Actions to take =>
[1] In the terms and conditions, within what time limit does the company notify the other party that an order has not been accepted?
[2] Pick up the terms and conditions after their final sentence and carry them further.

Reading passage =>
** Begin **

Inquiry request

1. All our offers and agreements, as well as their performance, are exclusively governed by these terms and conditions. Any discrepancies must be expressly agreed in writing with us.
2. In these terms and conditions, “the other party” is understood to mean: any legal entity that or individual who has concluded or wishes to conclude an agreement with our company, as well as their representative(s), authorised person(s), legal successor(s) and heir(s).

1. All offers we make, irrespective of their form, are subject to change, unless expressly stated otherwise.
2. Any budgets, plans or other documents enclosed with an offer remain our property at all times and must be returned to us, postage paid, upon our first request. Without our permission, they may not be copied or disclosed to others.
3. The mere submission of offers and/or (other) documentation does not oblige us to accept an order. We notify the other party of non-acceptance as soon as possible, but always within 10 days.
4. We reserve the right to refuse orders without stating the reasons for such refusal and to make deliveries cash on delivery.

1. Subject to the provisions of this article, any agreement with us is created only after we have accepted or confirmed an engagement in writing, with the date of the confirmation being considered conclusive evidence. The confirmation of engagement is deemed to reflect the agreement accurately and completely, unless the other party raises objections in writing without delay.
2. Any subsequent supplementary arrangements or amendments only bind us if we have confirmed them in writing.
3. With respect to transactions for which, given their nature and scope, no quotation or confirmation of engagement is dispatched, the invoice is deemed to reflect the agreement accurately and completely, unless the other party contests the invoice within 3 business days of the invoice date.

** End **

[Bounding box entries]
** Begin **

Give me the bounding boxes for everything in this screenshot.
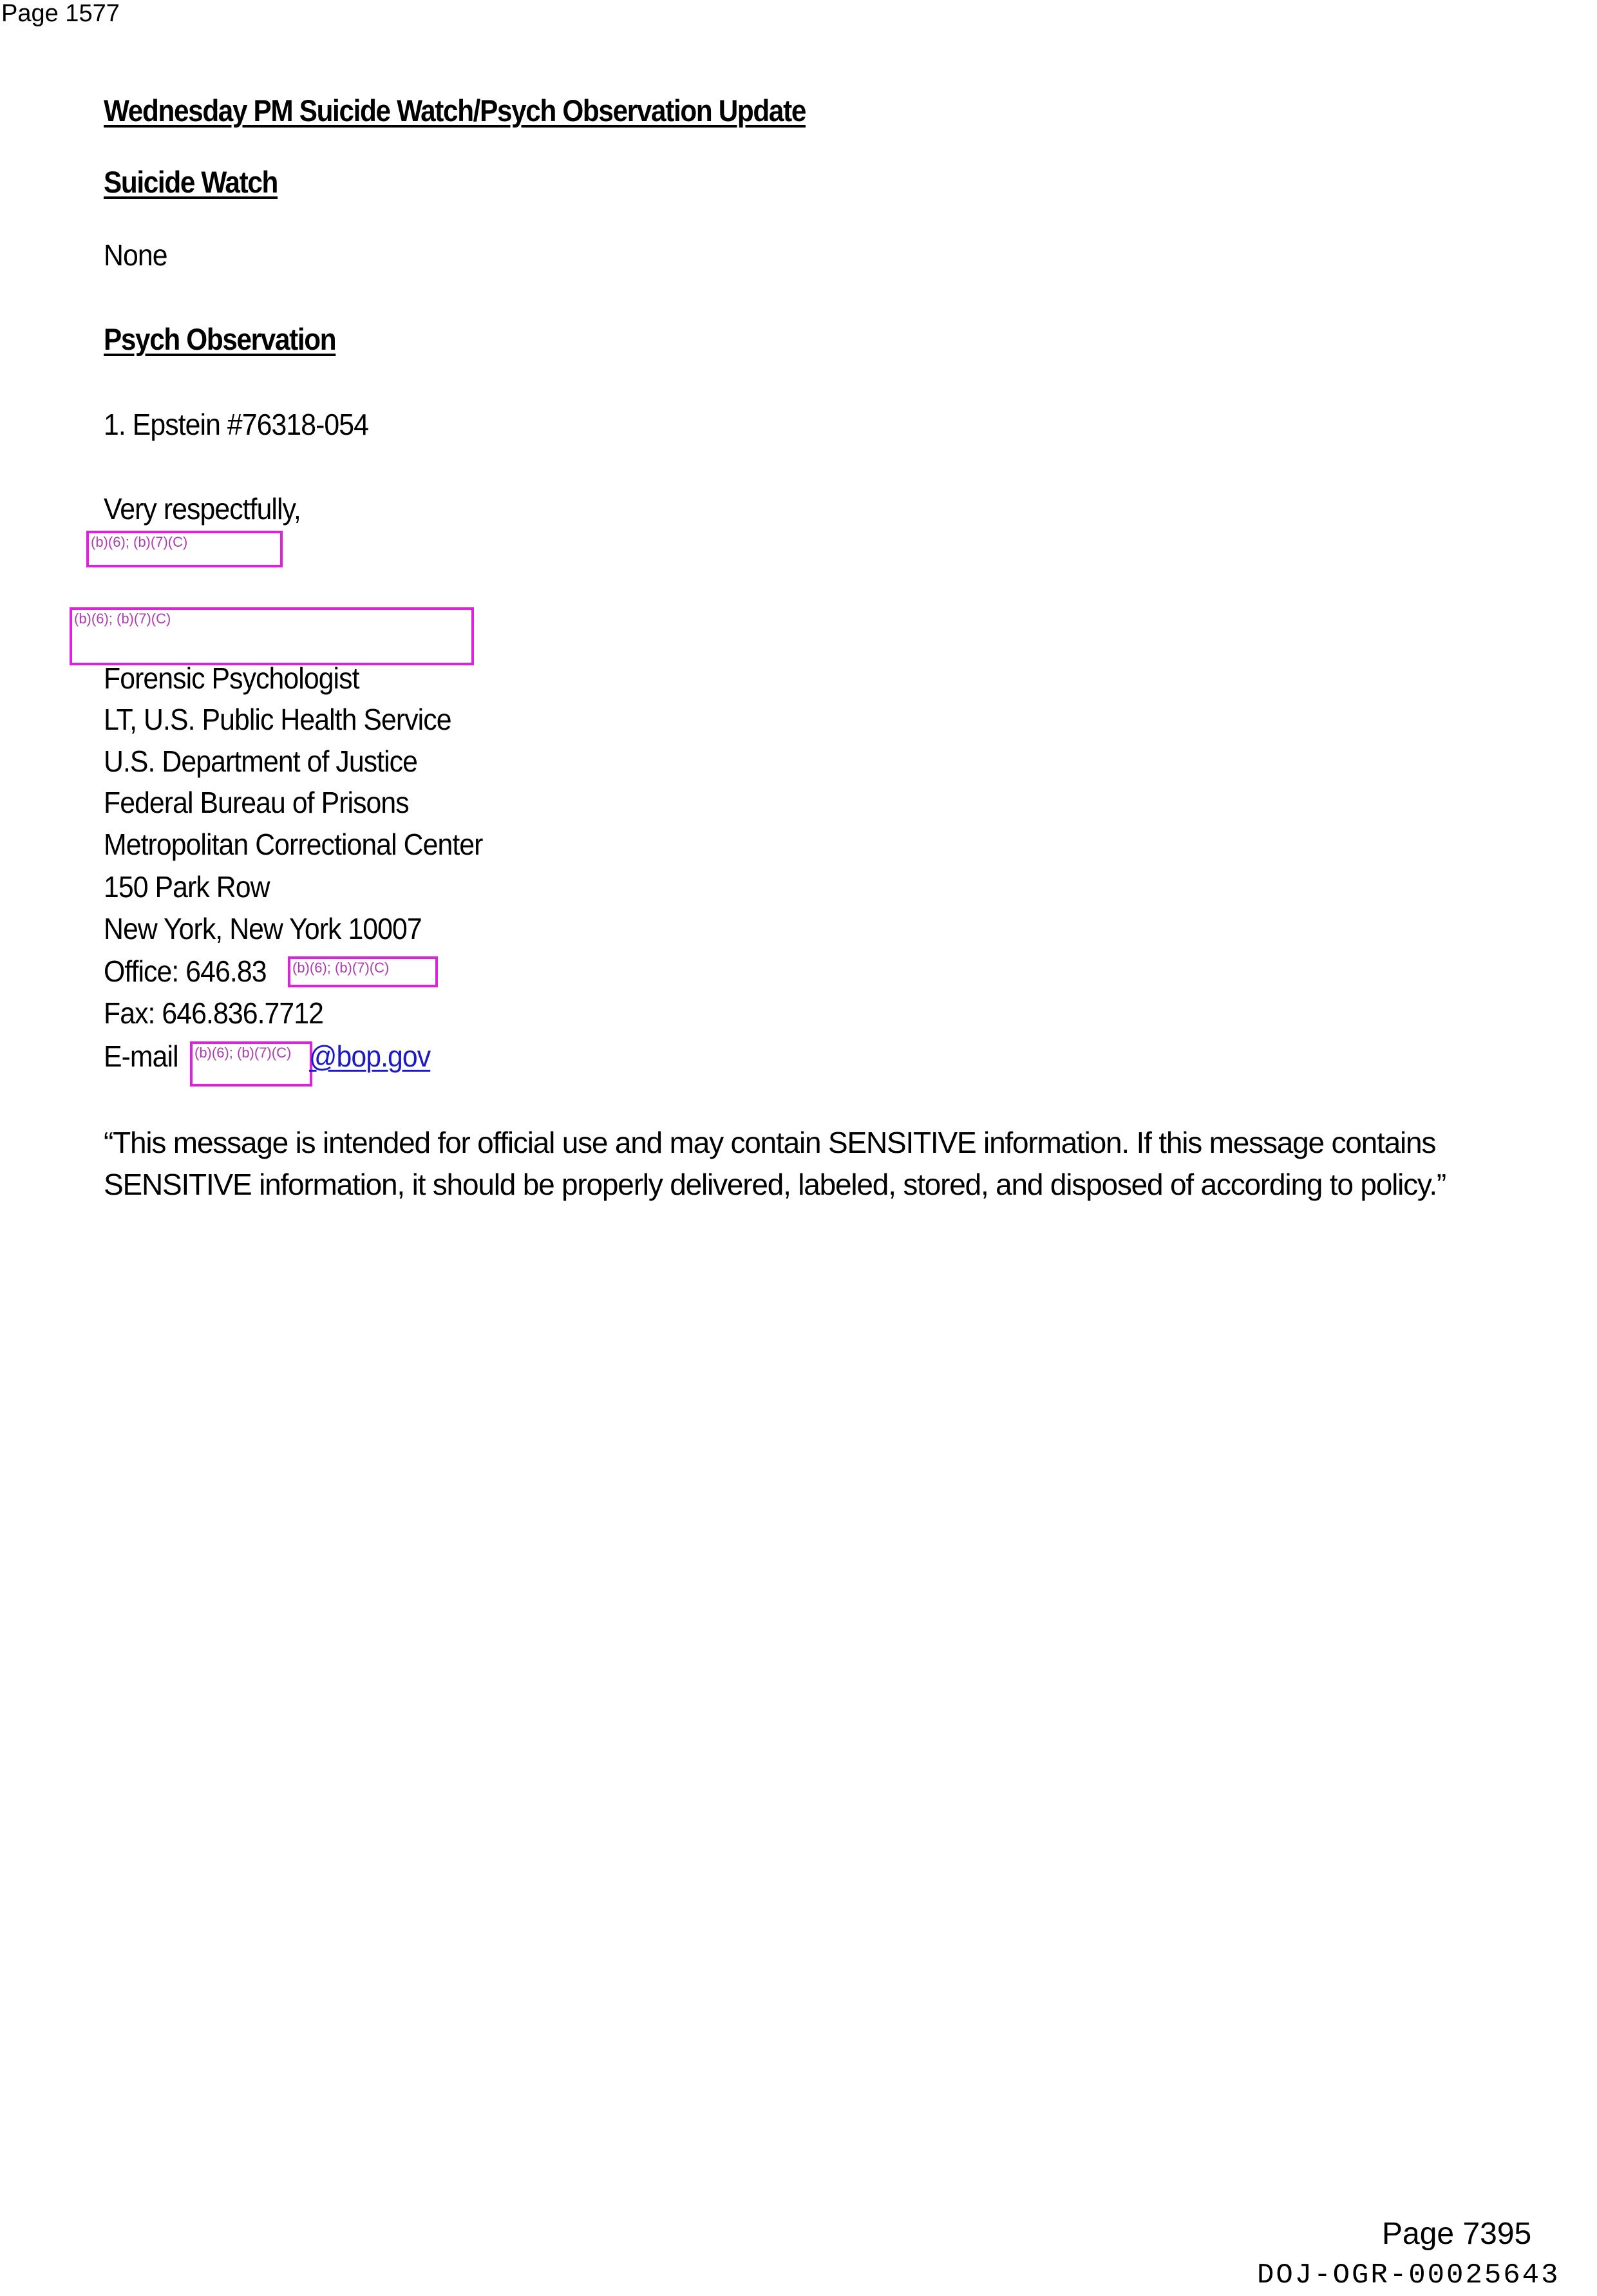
psych-observation-item: 1. Epstein #76318-054 — [104, 410, 368, 439]
closing: Very respectfully, — [104, 494, 301, 524]
signature-line-facility: Metropolitan Correctional Center — [104, 830, 482, 859]
signature-line-bureau: Federal Bureau of Prisons — [104, 788, 409, 817]
redaction-code: (b)(6); (b)(7)(C) — [194, 1046, 291, 1060]
redaction-code: (b)(6); (b)(7)(C) — [91, 535, 187, 549]
email-label: E-mail — [104, 1041, 178, 1071]
redaction-box-office-phone: (b)(6); (b)(7)(C) — [288, 956, 438, 987]
disclaimer: “This message is intended for official u… — [104, 1122, 1507, 1206]
signature-line-department: U.S. Department of Justice — [104, 746, 417, 776]
signature-line-rank: LT, U.S. Public Health Service — [104, 705, 451, 734]
redaction-box-name: (b)(6); (b)(7)(C) — [86, 531, 283, 567]
bates-number: DOJ-OGR-00025643 — [1257, 2261, 1560, 2290]
suicide-watch-value: None — [104, 240, 167, 270]
section-heading-psych-observation: Psych Observation — [104, 324, 335, 354]
redaction-code: (b)(6); (b)(7)(C) — [74, 612, 171, 626]
redaction-code: (b)(6); (b)(7)(C) — [292, 961, 389, 975]
signature-line-title: Forensic Psychologist — [104, 663, 359, 693]
redaction-box-signatory: (b)(6); (b)(7)(C) — [70, 607, 474, 665]
document-title: Wednesday PM Suicide Watch/Psych Observa… — [104, 95, 806, 126]
fax-number: Fax: 646.836.7712 — [104, 998, 323, 1028]
signature-line-street: 150 Park Row — [104, 872, 270, 902]
section-heading-suicide-watch: Suicide Watch — [104, 167, 278, 197]
email-link[interactable]: @bop.gov — [309, 1041, 430, 1071]
signature-line-city: New York, New York 10007 — [104, 914, 422, 944]
page-footer: Page 7395 — [1382, 2219, 1531, 2250]
redaction-box-email: (b)(6); (b)(7)(C) — [190, 1041, 312, 1086]
office-phone: Office: 646.83 — [104, 956, 267, 986]
page-header: Page 1577 — [1, 1, 120, 26]
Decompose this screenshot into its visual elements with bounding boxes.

** End **

Answers for the exercise =>
[1] As soon as possible, but always within 10 days.

[2]
4. We enter into all agreements subject to the suspensive condition that, at our discretion only, the other party’s creditworthiness appears to be sufficient for it to be able to meet its financial obligations under the agreement.
5. Upon and after entering into the agreement, as well as before (further) performance takes place, we are entitled to demand security from the other party evidencing that it will meet its payment and other obligations.
6. We are entitled to engage the services of others in performing the agreement if we deem such necessary or desirable to ensure the proper performance of the engagement awarded to us and following consultation with the other party. Any costs incurred are on-charged to the other party in accordance with the price lists we have made available.
7. The other party is obliged to make any and all information and documents available to us that we require for the correct performance of the agreement.

1. Unless stated otherwise, our prices:
-are based on delivery ex works, warehouse or other storage location;
-do not include VAT, import duties, other taxes, levies and charges;
-do not include the costs of packing, loading and offloading, transport and insurance; and
-are stated in Dutch guilders or euros with any changes in foreign exchange rates being on-charged.
2. If one or more of the cost price elements should be increased, we are entitled to increase the order price accordingly, subject to any relevant statutory provisions and on the understanding that any known future price increases must be stated in the order confirmation.

If the other party should wish to cancel the agreement after it has been concluded, 10% of the order price (incl. VAT) is charged by way of cancellation costs, without prejudice to our right to claim full damages, including for loss of profits.

1. The risk in the purchased goods rests with the other party from the time the purchase agreement is entered into. Unless agreed otherwise, delivery is made to the premises of the other party. Delivery carriage paid is only made if and to the extent we have agreed this with the other party and this is stated in the invoice or otherwise.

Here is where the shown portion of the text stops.